## Set of tasks
**a)** Decide whether each statement agrees with the CSTR mass-balance page: (i) the reaction considered is reversible; (ii) for a liquid-phase system, the volumetric flow rate can often be taken as constant; (iii) the reactor volume is given in liters. Answer yes or no for each and quote the deciding words.
**b)** Edit the CSTR mass-balance page by writing out the part starting with "where \(v\) is" and going on through "the fractional conversion.", with "volumetric flow rate" replaced by "volume flow rate".

--- Page extract ---

Mass balances on an isothermal, steady-state CSTR for the irreversible reaction \(A\rightarrow2B\) whose rate is \(n^{th}\) order in \(C_A\).

\[F_{A_{0}} – F_A – kC_{A}^{n}V=0\]

in – out + rate of generation = 0

\[F_{B_{0}} – F_B – 2kC_{A}^{n}V=0\]

where \(F_A\) and \(F_B\) are the molar flow rates (mol/s) of A and B leaving the reactor, respectively, \(F_{A_{0}}\) and \(F_{B_{0}}\) are the molar flow rates (mol/s) of A and B entering the reactor, respectively, \(V\) is the volume of reactor contents (L), \(k\) is the rate constant, and \(C_A\) is the molar concentration of A (mol/L).

These equations use the relations

\(F_A = vC_A\) and \(F_B = vC_B\)

where \(v\) is the volumetric flow rate (L/s). For a liquid-phase system, \(v\) can often be assumed constant.

\[X = \frac{(F_{A_{0}}-F_A)}{F_{A_{0}}}\]

where \(X\) is the fractional conversion.

Percent conversion = 100*\(X\)

--- Information given ---

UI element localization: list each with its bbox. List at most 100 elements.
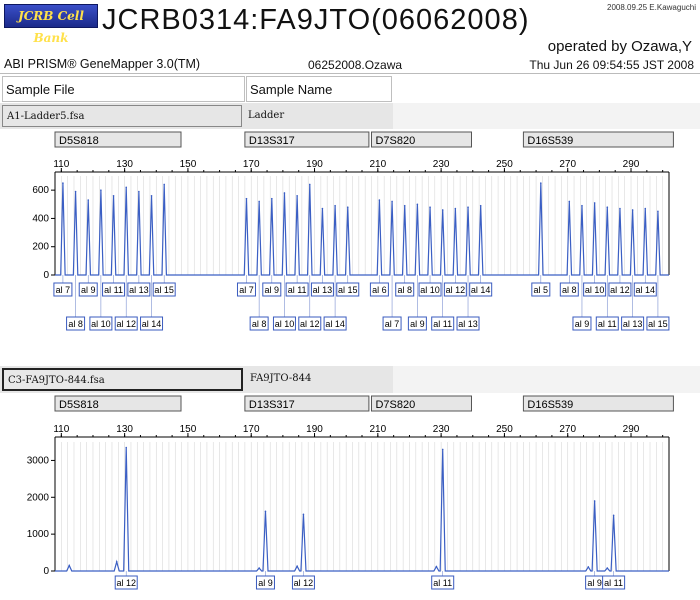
allele-label: al 8 [559,275,579,297]
allele-label: al 11 [595,275,619,331]
marker-box: D13S317 [244,395,370,412]
allele-text: al 14 [471,285,491,295]
peak-apex [391,200,393,203]
allele-text: al 13 [458,319,478,329]
sample-file-cell[interactable]: A1-Ladder5.fsa [2,105,242,127]
allele-text: al 14 [325,319,345,329]
marker-label: D13S317 [249,135,295,147]
x-tick-label: 290 [623,159,640,170]
allele-box [255,575,275,590]
x-tick-label: 190 [306,424,323,435]
allele-text: al 12 [610,285,630,295]
peak-apex [270,197,273,200]
allele-text: al 9 [410,319,425,329]
allele-label: al 11 [431,571,455,590]
peak-apex [593,500,596,502]
allele-box [236,282,256,297]
column-header-sample-name[interactable]: Sample Name [246,76,392,102]
allele-text: al 9 [575,319,590,329]
x-tick-label: 170 [243,159,260,170]
allele-label: al 13 [310,275,334,297]
peak-apex [644,207,647,210]
allele-text: al 8 [252,319,267,329]
allele-label: al 13 [621,275,645,331]
x-tick-label: 250 [496,159,513,170]
peak-apex [264,510,267,513]
allele-text: al 15 [154,285,174,295]
sample-name-cell: Ladder [248,110,285,121]
allele-text: al 9 [587,578,602,588]
allele-label: al 15 [646,275,670,331]
allele-text: al 15 [338,285,358,295]
allele-text: al 11 [288,285,307,295]
allele-text: al 8 [68,319,83,329]
allele-box [285,282,309,297]
allele-box [382,316,402,331]
allele-text: al 11 [433,319,452,329]
peak-apex [62,182,64,184]
marker-label: D7S820 [375,135,415,147]
row-filler [393,103,700,129]
peak-apex [416,203,419,206]
peak-apex [441,209,444,211]
allele-box [66,316,86,331]
peak-apex [100,189,102,191]
allele-text: al 11 [433,578,452,588]
jcrb-logo: JCRB Cell Bank [4,4,98,45]
allele-text: al 7 [239,285,254,295]
peak-apex [631,209,634,211]
marker-rect [370,395,472,412]
sample-file-cell[interactable]: C3-FA9JTO-844.fsa [2,368,243,391]
peak-apex [378,199,381,201]
allele-text: al 12 [116,319,136,329]
operator-text: operated by Ozawa,Y [547,38,692,55]
allele-text: al 14 [142,319,162,329]
peak-apex [403,204,406,207]
marker-rect [522,131,674,148]
allele-text: al 15 [648,319,668,329]
peak-apex [245,197,248,200]
peak-apex [568,200,571,203]
allele-box [595,316,619,331]
allele-label: al 10 [272,275,296,331]
allele-box [272,316,296,331]
allele-text: al 7 [385,319,400,329]
allele-box [431,575,455,590]
peak-apex [612,514,615,517]
x-tick-label: 230 [433,159,450,170]
x-tick-label: 270 [559,424,576,435]
marker-rect [54,131,182,148]
allele-text: al 9 [265,285,280,295]
allele-box [78,282,98,297]
allele-box [395,282,415,297]
allele-text: al 11 [104,285,123,295]
allele-text: al 13 [313,285,333,295]
column-header-sample-file[interactable]: Sample File [2,76,245,102]
allele-label: al 10 [418,275,442,297]
allele-box [152,282,176,297]
allele-box [602,575,626,590]
peak-apex [138,190,140,193]
allele-label: al 12 [114,571,138,590]
allele-label: al 11 [431,275,455,331]
allele-label: al 8 [249,275,269,331]
y-tick-label: 1000 [27,529,50,540]
allele-box [249,316,269,331]
run-datetime: Thu Jun 26 09:54:55 JST 2008 [529,58,694,72]
marker-label: D16S539 [527,399,573,411]
peak-apex [479,204,482,207]
allele-label: al 10 [89,275,113,331]
allele-label: al 15 [336,275,360,297]
peak-apex [258,567,260,569]
marker-rect [522,395,674,412]
peak-apex [68,564,71,567]
y-tick-label: 200 [32,242,49,253]
x-tick-label: 130 [116,424,133,435]
marker-box: D5S818 [54,131,182,148]
y-tick-label: 600 [32,185,49,196]
peak-apex [125,186,128,189]
peak-apex [581,204,583,207]
peak-apex [258,200,260,203]
allele-box [114,575,138,590]
peak-apex [302,513,305,516]
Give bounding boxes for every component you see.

---

## Outputs by task
**a)**
(i) No: "the irreversible reaction"
(ii) Yes: "can often be assumed constant"
(iii) Yes: "volume of reactor contents (L)"

**b)**
where \(v\) is the volume flow rate (L/s). For a liquid-phase system, \(v\) can often be assumed constant.

\[X = \frac{(F_{A_{0}}-F_A)}{F_{A_{0}}}\]

where \(X\) is the fractional conversion.